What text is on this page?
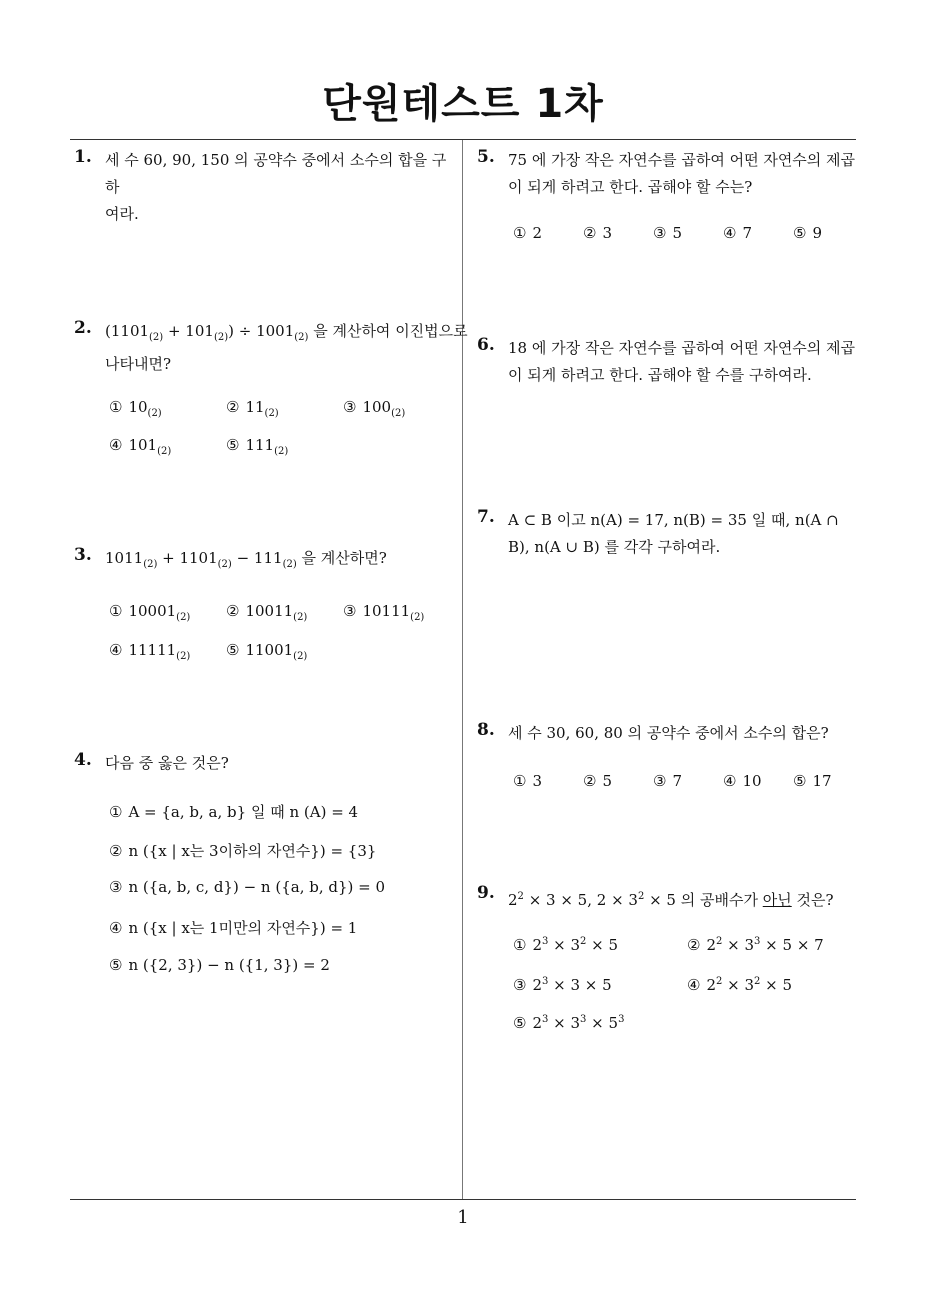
단원테스트 1차
1
1. 세 수 60, 90, 150 의 공약수 중에서 소수의 합을 구하
여라.
2. $(1101_{(2)} + 101_{(2)}) \div 1001_{(2)}$ 을 계산하여 이진법으로
나타내면?
① $10_{(2)}$	② $11_{(2)}$	③ $100_{(2)}$
④ $101_{(2)}$	⑤ $111_{(2)}$
3. $1011_{(2)} + 1101_{(2)} - 111_{(2)}$ 을 계산하면?
① $10001_{(2)}$ ② $10011_{(2)}$ ③ $10111_{(2)}$
④ $11111_{(2)}$ ⑤ $11001_{(2)}$
4. 다음 중 옳은 것은?
① A = {a, b, a, b} 일 때 n (A) = 4
② n ({x | x는 3이하의 자연수}) = {3}
③ n ({a, b, c, d}) − n ({a, b, d}) = 0
④ n ({x | x는 1미만의 자연수}) = 1
⑤ n ({2, 3}) − n ({1, 3}) = 2
5. 75 에 가장 작은 자연수를 곱하여 어떤 자연수의 제곱
이 되게 하려고 한다. 곱해야 할 수는?
① 2	② 3	③ 5	④ 7	⑤ 9
6. 18 에 가장 작은 자연수를 곱하여 어떤 자연수의 제곱
이 되게 하려고 한다. 곱해야 할 수를 구하여라.
7. A ⊂ B 이고 n(A) = 17, n(B) = 35 일 때, n(A ∩
B), n(A ∪ B) 를 각각 구하여라.
8. 세 수 30, 60, 80 의 공약수 중에서 소수의 합은?
① 3	② 5	③ 7	④ 10 ⑤ 17
9. $2^2 \times 3 \times 5$, $2 \times 3^2 \times 5$ 의 공배수가 아닌 것은?
① $2^3 \times 3^2 \times 5$	② $2^2 \times 3^3 \times 5 \times 7$
③ $2^3 \times 3 \times 5$	④ $2^2 \times 3^2 \times 5$
⑤ $2^3 \times 3^3 \times 5^3$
════════════════
- [Work instructions]
The pictures in the entries should be left out; output everything else exactly.

- [The answer]
What text is on this page?
단원테스트 1차
1
1. 세 수 60, 90, 150 의 공약수 중에서 소수의 합을 구하
여라.
2. $(1101_{(2)} + 101_{(2)}) \div 1001_{(2)}$ 을 계산하여 이진법으로
나타내면?
① $10_{(2)}$	② $11_{(2)}$	③ $100_{(2)}$
④ $101_{(2)}$	⑤ $111_{(2)}$
3. $1011_{(2)} + 1101_{(2)} - 111_{(2)}$ 을 계산하면?
① $10001_{(2)}$ ② $10011_{(2)}$ ③ $10111_{(2)}$
④ $11111_{(2)}$ ⑤ $11001_{(2)}$
4. 다음 중 옳은 것은?
① A = {a, b, a, b} 일 때 n (A) = 4
② n ({x | x는 3이하의 자연수}) = {3}
③ n ({a, b, c, d}) − n ({a, b, d}) = 0
④ n ({x | x는 1미만의 자연수}) = 1
⑤ n ({2, 3}) − n ({1, 3}) = 2
5. 75 에 가장 작은 자연수를 곱하여 어떤 자연수의 제곱
이 되게 하려고 한다. 곱해야 할 수는?
① 2	② 3	③ 5	④ 7	⑤ 9
6. 18 에 가장 작은 자연수를 곱하여 어떤 자연수의 제곱
이 되게 하려고 한다. 곱해야 할 수를 구하여라.
7. A ⊂ B 이고 n(A) = 17, n(B) = 35 일 때, n(A ∩
B), n(A ∪ B) 를 각각 구하여라.
8. 세 수 30, 60, 80 의 공약수 중에서 소수의 합은?
① 3	② 5	③ 7	④ 10 ⑤ 17
9. $2^2 \times 3 \times 5$, $2 \times 3^2 \times 5$ 의 공배수가 아닌 것은?
① $2^3 \times 3^2 \times 5$	② $2^2 \times 3^3 \times 5 \times 7$
③ $2^3 \times 3 \times 5$	④ $2^2 \times 3^2 \times 5$
⑤ $2^3 \times 3^3 \times 5^3$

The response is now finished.